▸ **Raw records**
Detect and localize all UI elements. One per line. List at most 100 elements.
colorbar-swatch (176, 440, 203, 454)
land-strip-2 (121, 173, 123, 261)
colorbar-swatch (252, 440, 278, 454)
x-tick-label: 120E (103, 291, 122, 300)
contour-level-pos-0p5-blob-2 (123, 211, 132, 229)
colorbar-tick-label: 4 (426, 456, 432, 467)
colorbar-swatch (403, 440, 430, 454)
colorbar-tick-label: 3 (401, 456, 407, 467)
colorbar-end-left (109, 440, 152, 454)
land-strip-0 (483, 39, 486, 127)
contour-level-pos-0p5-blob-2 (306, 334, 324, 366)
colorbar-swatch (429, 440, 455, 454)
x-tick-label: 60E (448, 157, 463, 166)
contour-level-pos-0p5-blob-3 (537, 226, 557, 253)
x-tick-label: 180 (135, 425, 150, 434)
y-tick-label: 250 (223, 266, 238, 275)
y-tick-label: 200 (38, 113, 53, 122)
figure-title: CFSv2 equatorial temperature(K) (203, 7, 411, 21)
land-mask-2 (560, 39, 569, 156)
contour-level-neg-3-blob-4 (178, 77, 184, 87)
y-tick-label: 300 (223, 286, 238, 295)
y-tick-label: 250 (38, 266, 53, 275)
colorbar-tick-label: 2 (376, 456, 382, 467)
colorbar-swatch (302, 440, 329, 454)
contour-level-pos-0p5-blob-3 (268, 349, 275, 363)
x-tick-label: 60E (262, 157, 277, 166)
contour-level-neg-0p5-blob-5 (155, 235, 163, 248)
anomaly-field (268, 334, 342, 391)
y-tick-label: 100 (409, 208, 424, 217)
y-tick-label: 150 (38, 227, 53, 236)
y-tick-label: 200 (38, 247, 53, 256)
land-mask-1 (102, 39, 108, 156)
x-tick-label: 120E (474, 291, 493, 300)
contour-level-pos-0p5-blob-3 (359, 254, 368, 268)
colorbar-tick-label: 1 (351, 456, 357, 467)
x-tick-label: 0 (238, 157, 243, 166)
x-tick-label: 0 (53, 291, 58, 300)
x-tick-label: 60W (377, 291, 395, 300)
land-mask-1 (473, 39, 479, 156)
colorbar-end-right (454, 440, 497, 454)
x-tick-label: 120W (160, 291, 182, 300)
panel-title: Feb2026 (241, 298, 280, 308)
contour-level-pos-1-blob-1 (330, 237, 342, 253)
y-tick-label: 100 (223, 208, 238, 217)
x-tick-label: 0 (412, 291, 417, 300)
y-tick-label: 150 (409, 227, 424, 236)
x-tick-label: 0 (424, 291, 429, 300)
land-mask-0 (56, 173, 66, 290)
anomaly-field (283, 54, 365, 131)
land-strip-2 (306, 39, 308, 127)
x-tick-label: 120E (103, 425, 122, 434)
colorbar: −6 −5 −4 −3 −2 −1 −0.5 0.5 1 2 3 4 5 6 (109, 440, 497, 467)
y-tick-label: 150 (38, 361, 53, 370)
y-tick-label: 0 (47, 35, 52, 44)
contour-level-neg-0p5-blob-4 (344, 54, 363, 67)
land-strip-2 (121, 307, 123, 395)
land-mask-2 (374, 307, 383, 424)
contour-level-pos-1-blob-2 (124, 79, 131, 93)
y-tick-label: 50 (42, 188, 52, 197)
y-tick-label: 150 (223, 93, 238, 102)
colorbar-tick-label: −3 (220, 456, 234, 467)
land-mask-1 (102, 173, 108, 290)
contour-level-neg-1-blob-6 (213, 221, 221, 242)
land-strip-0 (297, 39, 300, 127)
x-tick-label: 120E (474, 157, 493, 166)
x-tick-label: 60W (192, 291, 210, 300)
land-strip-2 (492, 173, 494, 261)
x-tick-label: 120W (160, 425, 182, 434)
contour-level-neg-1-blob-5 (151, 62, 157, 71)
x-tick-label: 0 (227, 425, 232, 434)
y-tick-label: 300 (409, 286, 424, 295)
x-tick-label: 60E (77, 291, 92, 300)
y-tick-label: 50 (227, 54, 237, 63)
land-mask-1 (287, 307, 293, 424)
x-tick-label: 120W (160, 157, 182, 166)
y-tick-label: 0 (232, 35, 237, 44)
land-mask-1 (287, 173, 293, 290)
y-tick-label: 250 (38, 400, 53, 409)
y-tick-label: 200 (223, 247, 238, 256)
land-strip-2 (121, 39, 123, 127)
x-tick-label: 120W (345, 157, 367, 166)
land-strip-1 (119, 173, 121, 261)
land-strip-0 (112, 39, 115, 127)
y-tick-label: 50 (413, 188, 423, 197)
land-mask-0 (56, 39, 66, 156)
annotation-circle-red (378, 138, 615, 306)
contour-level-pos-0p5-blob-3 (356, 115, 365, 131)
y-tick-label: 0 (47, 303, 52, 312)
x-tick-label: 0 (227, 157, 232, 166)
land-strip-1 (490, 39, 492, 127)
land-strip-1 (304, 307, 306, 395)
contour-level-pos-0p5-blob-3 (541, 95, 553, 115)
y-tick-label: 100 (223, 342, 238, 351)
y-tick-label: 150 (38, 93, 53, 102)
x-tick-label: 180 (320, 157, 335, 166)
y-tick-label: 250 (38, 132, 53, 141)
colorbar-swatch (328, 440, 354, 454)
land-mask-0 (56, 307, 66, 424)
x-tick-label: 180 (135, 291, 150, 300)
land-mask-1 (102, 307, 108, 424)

▸ **Written instruction**
Copy the material word for word, from its first line through the line containing "contour-level-pos-0p5-blob-3 (268, 349, 275, 363)", including both of those lines.

▸ **The reply**
Detect and localize all UI elements. One per line. List at most 100 elements.
colorbar-swatch (176, 440, 203, 454)
land-strip-2 (121, 173, 123, 261)
colorbar-swatch (252, 440, 278, 454)
x-tick-label: 120E (103, 291, 122, 300)
contour-level-pos-0p5-blob-2 (123, 211, 132, 229)
colorbar-tick-label: 4 (426, 456, 432, 467)
colorbar-swatch (403, 440, 430, 454)
colorbar-tick-label: 3 (401, 456, 407, 467)
colorbar-end-left (109, 440, 152, 454)
land-strip-0 (483, 39, 486, 127)
contour-level-pos-0p5-blob-2 (306, 334, 324, 366)
colorbar-swatch (429, 440, 455, 454)
x-tick-label: 60E (448, 157, 463, 166)
contour-level-pos-0p5-blob-3 (537, 226, 557, 253)
x-tick-label: 180 (135, 425, 150, 434)
y-tick-label: 250 (223, 266, 238, 275)
y-tick-label: 200 (38, 113, 53, 122)
figure-title: CFSv2 equatorial temperature(K) (203, 7, 411, 21)
land-mask-2 (560, 39, 569, 156)
contour-level-neg-3-blob-4 (178, 77, 184, 87)
y-tick-label: 300 (223, 286, 238, 295)
y-tick-label: 250 (38, 266, 53, 275)
colorbar-tick-label: 2 (376, 456, 382, 467)
colorbar-swatch (302, 440, 329, 454)
contour-level-pos-0p5-blob-3 (268, 349, 275, 363)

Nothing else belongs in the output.